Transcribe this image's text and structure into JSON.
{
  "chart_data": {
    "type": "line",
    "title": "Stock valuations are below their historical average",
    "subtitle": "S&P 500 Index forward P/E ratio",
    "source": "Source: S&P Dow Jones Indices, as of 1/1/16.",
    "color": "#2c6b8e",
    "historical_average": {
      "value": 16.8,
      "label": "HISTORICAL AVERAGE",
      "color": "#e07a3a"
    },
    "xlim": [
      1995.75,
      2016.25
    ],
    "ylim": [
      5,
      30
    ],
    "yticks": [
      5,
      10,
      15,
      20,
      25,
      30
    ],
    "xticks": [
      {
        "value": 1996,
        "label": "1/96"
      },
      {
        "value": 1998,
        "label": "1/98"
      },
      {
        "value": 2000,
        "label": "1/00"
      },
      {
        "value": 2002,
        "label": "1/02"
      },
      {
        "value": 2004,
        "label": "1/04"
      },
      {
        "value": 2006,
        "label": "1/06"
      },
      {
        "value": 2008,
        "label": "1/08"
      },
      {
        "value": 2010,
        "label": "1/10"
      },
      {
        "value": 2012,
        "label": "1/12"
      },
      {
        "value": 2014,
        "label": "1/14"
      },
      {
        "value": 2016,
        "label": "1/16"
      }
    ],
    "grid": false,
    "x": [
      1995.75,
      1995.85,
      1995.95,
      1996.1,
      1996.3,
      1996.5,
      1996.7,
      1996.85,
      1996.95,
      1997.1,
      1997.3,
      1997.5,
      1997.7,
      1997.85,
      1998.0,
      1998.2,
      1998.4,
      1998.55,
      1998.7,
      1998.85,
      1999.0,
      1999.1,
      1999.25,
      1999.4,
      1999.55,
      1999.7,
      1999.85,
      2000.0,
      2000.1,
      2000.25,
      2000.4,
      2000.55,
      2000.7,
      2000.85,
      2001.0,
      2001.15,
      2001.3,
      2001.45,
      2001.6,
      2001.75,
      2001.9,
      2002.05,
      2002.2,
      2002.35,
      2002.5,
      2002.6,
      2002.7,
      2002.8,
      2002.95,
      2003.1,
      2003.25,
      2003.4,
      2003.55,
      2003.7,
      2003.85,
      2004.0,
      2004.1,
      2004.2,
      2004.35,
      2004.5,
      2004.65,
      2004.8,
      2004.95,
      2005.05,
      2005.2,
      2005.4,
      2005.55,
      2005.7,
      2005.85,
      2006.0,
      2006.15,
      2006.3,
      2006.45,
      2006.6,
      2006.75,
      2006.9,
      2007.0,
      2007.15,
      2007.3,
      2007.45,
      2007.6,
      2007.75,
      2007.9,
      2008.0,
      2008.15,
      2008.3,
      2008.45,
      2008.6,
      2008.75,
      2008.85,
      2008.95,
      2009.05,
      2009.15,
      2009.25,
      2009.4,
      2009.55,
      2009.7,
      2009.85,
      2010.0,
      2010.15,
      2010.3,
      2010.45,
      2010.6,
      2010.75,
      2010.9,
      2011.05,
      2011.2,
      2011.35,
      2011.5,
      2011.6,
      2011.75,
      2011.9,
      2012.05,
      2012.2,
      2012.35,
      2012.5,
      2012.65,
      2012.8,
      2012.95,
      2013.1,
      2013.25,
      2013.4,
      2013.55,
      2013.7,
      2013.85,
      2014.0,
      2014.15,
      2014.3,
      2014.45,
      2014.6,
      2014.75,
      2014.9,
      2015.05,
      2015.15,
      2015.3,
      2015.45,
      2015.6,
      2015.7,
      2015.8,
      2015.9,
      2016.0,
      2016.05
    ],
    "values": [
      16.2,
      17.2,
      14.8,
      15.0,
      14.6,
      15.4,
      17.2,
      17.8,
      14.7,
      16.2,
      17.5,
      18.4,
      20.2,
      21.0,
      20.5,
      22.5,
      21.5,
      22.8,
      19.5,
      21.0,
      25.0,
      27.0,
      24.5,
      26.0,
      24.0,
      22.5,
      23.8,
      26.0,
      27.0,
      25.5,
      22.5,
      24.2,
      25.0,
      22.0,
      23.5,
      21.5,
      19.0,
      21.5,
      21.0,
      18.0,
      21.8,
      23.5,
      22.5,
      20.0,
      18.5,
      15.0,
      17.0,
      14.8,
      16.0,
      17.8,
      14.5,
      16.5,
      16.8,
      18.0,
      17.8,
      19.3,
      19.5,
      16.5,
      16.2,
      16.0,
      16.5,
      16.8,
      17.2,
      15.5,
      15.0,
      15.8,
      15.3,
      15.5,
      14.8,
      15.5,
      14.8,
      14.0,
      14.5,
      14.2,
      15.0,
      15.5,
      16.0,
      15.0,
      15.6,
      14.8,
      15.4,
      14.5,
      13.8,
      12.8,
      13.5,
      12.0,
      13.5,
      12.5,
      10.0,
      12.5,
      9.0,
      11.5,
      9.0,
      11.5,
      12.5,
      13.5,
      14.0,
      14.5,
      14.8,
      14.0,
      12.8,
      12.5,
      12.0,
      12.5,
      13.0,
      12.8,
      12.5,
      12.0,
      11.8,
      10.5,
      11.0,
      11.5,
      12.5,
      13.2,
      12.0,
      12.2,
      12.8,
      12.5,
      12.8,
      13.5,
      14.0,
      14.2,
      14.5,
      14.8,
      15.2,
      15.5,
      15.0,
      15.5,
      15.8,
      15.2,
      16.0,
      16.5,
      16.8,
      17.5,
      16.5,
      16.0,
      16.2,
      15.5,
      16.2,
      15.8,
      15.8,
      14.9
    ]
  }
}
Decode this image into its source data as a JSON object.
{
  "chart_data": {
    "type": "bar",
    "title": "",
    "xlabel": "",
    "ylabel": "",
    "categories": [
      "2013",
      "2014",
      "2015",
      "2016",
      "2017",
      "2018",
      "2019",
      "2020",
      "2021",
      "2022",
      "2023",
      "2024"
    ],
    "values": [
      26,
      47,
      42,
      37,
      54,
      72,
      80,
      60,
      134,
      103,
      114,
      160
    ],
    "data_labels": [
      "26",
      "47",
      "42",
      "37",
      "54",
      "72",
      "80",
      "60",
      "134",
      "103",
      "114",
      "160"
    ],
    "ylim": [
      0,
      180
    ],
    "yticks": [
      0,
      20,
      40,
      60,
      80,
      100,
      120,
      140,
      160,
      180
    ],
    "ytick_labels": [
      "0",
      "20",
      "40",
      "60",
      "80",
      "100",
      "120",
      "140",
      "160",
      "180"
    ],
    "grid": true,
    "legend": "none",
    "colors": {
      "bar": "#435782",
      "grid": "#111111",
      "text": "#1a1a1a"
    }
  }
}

PROBLEM TO WORK ON:
Pick out each line that holds the string "source".

FULL ANSWER:
    "source": "Source: S&P Dow Jones Indices, as of 1/1/16.",
Decode this image into its source data as a JSON object.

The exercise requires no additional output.